## START Excerpt

Formatting data in a CSV file (calculating average) in python

import csv
with open('Class1scores.csv') as inf:
for line in inf:
parts = line.split()
if len(parts) > 1:
print (parts[4])
f = open('Class1scores.csv')
csv_f = csv.reader(f)
newlist = []
for row in csv_f:
row[1] = int(row[1])
row[2] = int(row[2])
row[3] = int(row[3])
maximum = max(row[1:3])
row.append(maximum)
average = round(sum(row[1:3])/3)
row.append(average)
newlist.append(row[0:4])
averageScore = [[x[3], x[0]] for x in newlist]
print('\nStudents Average Scores From Highest to Lowest\n')
Here the code is meant to read the CSV file and in the first three rows (row 0 being the users name) it should add all the three scores and divide by three but it doesn't calculate a proper average, it just takes the score from the last column.
Basically you want statistics of each row. In general you should do something like this:
import csv
with open('data.csv', 'r') as f:
rows = csv.reader(f)
for row in rows:
name = row[0]
scores = row[1:]
# calculate statistics of scores
attributes = {
'NAME': name,
'MAX' : max(scores),
'MIN' : min(scores),
'AVE' : 1.0 * sum(scores) / len(scores)
}
output_mesg ="name: {NAME:s} \t high: {MAX:d} \t low: {MIN:d} \t ave: {AVE:f}"
print(output_mesg.format(**attributes))
Try not to consider if doing specific things is inefficient locally. A good Pythonic script should be as readable as possible to every one.
In your code, I spot two mistakes:
Appending to row won't change anything, since row is a local variable in for loop and will get garbage collected.
row[1:3] only gives the second and the third element. row[1:4] gives what you want, as well as row[1:]. Indexing in Python normally is end-exclusive.
And some questions for you to think about:
If I can open the file in Excel and it's not that big, why not just do it in Excel? Can I make use of all the tools I have to get work done as soon as possible with least effort? Can I get done with this task in 30 seconds?

## END Excerpt
## START Dataset entries

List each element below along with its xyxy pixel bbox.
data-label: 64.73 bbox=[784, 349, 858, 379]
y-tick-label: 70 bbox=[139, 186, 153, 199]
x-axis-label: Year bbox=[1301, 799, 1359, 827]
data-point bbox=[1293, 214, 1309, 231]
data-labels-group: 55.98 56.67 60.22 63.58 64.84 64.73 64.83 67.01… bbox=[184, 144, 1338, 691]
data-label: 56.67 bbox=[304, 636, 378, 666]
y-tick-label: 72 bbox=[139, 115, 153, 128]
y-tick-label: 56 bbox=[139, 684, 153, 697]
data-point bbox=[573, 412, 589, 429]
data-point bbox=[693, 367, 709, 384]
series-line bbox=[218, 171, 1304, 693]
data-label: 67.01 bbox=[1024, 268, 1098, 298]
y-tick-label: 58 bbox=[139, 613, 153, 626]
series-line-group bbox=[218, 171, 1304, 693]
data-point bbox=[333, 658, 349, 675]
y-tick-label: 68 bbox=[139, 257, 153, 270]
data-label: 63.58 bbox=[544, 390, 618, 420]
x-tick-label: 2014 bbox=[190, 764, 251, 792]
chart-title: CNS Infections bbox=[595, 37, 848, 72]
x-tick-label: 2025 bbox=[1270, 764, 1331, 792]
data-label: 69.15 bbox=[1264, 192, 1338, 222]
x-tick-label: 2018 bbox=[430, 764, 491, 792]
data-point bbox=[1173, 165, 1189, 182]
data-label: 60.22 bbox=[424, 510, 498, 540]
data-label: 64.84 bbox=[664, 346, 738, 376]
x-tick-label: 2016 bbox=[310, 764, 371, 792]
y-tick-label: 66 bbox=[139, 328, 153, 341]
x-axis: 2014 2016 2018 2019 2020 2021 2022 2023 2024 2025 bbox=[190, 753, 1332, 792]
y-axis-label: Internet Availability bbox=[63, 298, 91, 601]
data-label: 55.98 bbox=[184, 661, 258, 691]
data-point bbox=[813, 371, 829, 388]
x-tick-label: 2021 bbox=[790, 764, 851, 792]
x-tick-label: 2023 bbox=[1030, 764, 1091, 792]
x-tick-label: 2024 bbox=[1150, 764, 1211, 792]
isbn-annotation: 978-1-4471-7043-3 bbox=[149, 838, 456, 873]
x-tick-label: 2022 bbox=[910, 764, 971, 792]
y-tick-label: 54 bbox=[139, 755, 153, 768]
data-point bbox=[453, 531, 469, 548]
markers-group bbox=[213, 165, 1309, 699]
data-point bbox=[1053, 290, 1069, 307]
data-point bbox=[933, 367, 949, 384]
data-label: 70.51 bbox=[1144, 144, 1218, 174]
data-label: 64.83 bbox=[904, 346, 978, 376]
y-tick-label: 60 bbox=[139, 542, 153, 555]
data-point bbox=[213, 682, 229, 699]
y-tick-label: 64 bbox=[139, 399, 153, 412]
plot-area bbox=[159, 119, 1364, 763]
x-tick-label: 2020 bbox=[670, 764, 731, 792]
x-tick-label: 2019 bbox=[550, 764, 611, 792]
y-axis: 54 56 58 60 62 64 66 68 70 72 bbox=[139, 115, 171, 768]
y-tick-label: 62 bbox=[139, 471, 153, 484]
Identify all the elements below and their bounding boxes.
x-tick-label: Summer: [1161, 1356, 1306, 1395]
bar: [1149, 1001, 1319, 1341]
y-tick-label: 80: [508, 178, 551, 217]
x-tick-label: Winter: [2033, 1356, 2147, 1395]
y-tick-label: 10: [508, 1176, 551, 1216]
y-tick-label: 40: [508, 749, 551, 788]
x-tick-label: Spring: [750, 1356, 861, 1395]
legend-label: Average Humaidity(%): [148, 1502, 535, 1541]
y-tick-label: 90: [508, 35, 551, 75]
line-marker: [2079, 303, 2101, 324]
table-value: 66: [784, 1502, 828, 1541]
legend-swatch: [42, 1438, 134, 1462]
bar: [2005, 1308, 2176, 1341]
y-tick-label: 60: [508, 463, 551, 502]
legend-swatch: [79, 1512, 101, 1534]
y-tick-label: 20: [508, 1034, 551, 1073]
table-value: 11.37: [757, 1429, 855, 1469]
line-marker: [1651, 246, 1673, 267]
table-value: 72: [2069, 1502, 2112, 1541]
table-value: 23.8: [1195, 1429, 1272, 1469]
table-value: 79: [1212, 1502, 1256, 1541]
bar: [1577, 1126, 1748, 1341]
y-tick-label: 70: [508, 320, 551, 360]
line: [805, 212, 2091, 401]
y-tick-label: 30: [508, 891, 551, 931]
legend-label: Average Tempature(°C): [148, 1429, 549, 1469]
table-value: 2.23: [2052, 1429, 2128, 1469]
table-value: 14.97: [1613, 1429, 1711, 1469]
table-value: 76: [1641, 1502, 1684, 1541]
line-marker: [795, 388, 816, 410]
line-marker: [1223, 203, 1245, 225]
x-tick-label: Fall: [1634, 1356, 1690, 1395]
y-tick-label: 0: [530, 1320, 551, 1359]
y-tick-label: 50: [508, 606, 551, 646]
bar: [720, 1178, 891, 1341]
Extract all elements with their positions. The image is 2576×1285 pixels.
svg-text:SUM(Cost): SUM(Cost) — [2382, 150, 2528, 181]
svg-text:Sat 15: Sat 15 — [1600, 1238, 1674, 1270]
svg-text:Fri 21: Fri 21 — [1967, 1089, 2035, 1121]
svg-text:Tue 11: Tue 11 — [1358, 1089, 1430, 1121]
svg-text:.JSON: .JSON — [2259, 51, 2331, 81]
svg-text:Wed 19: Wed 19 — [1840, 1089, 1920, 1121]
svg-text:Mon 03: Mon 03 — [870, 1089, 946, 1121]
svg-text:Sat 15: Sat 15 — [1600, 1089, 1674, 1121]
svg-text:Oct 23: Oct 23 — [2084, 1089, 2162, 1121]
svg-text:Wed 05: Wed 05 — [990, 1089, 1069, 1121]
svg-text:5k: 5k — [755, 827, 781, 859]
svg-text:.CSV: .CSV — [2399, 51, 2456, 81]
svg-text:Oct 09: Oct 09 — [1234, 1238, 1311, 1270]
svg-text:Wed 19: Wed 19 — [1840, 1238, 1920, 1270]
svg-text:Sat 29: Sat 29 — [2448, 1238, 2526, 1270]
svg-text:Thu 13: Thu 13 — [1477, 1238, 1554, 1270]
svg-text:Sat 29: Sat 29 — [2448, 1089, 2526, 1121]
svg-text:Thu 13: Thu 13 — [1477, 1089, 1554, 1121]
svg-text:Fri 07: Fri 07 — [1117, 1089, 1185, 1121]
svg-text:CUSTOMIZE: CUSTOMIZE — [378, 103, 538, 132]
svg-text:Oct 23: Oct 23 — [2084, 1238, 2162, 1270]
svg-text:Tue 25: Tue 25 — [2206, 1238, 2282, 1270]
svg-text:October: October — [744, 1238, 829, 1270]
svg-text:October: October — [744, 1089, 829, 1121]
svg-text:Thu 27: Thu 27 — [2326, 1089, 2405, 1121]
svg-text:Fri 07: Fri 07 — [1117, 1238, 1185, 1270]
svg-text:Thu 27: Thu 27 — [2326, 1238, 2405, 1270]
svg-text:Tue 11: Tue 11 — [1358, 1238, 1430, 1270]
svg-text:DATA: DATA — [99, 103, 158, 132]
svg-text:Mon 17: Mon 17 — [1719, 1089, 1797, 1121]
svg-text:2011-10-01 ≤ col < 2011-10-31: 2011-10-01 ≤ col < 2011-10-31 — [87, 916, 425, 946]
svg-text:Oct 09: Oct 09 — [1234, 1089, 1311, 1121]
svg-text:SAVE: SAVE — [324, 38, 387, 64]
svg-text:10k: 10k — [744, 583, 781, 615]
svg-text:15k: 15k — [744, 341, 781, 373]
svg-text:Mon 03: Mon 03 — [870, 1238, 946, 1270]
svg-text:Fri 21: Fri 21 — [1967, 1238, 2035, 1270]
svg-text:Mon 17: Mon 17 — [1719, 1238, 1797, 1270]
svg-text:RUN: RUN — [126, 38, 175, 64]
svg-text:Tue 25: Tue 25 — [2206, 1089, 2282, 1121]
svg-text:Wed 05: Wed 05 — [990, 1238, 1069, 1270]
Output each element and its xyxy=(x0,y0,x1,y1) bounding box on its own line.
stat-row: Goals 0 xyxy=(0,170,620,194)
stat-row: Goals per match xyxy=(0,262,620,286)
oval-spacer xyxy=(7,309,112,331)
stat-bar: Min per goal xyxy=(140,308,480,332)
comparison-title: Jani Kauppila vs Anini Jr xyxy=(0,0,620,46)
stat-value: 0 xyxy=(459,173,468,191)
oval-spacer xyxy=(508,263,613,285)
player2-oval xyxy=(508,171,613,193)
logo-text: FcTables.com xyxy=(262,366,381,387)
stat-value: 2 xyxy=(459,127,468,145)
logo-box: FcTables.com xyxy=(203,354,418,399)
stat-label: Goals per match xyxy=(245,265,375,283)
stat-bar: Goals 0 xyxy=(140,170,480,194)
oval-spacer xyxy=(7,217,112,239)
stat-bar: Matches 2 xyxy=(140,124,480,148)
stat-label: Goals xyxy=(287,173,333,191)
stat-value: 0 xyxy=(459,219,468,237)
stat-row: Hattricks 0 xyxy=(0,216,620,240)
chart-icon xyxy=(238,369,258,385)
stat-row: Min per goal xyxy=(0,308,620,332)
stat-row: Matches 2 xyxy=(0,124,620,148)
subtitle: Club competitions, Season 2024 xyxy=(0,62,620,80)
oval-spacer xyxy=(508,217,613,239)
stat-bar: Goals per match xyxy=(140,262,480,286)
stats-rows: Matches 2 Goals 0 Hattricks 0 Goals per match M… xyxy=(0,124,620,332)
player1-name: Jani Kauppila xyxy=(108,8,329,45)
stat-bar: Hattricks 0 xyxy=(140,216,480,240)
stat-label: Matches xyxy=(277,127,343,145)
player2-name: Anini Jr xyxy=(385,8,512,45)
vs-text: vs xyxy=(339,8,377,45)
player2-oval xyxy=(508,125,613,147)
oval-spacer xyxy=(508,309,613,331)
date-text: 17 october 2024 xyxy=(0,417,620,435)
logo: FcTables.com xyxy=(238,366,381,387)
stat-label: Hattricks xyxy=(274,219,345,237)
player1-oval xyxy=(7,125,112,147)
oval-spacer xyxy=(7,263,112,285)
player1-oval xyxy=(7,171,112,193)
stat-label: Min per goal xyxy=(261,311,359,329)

## END Dataset entries

Work required:
Write out the entire thread on averaging CSV scores in Python word for word. You will not need the records for anything here.

Answer below:
Formatting data in a CSV file (calculating average) in python

import csv
with open('Class1scores.csv') as inf:
for line in inf:
parts = line.split()
if len(parts) > 1:
print (parts[4])
f = open('Class1scores.csv')
csv_f = csv.reader(f)
newlist = []
for row in csv_f:
row[1] = int(row[1])
row[2] = int(row[2])
row[3] = int(row[3])
maximum = max(row[1:3])
row.append(maximum)
average = round(sum(row[1:3])/3)
row.append(average)
newlist.append(row[0:4])
averageScore = [[x[3], x[0]] for x in newlist]
print('\nStudents Average Scores From Highest to Lowest\n')
Here the code is meant to read the CSV file and in the first three rows (row 0 being the users name) it should add all the three scores and divide by three but it doesn't calculate a proper average, it just takes the score from the last column.
Basically you want statistics of each row. In general you should do something like this:
import csv
with open('data.csv', 'r') as f:
rows = csv.reader(f)
for row in rows:
name = row[0]
scores = row[1:]
# calculate statistics of scores
attributes = {
'NAME': name,
'MAX' : max(scores),
'MIN' : min(scores),
'AVE' : 1.0 * sum(scores) / len(scores)
}
output_mesg ="name: {NAME:s} \t high: {MAX:d} \t low: {MIN:d} \t ave: {AVE:f}"
print(output_mesg.format(**attributes))
Try not to consider if doing specific things is inefficient locally. A good Pythonic script should be as readable as possible to every one.
In your code, I spot two mistakes:
Appending to row won't change anything, since row is a local variable in for loop and will get garbage collected.
row[1:3] only gives the second and the third element. row[1:4] gives what you want, as well as row[1:]. Indexing in Python normally is end-exclusive.
And some questions for you to think about:
If I can open the file in Excel and it's not that big, why not just do it in Excel? Can I make use of all the tools I have to get work done as soon as possible with least effort? Can I get done with this task in 30 seconds?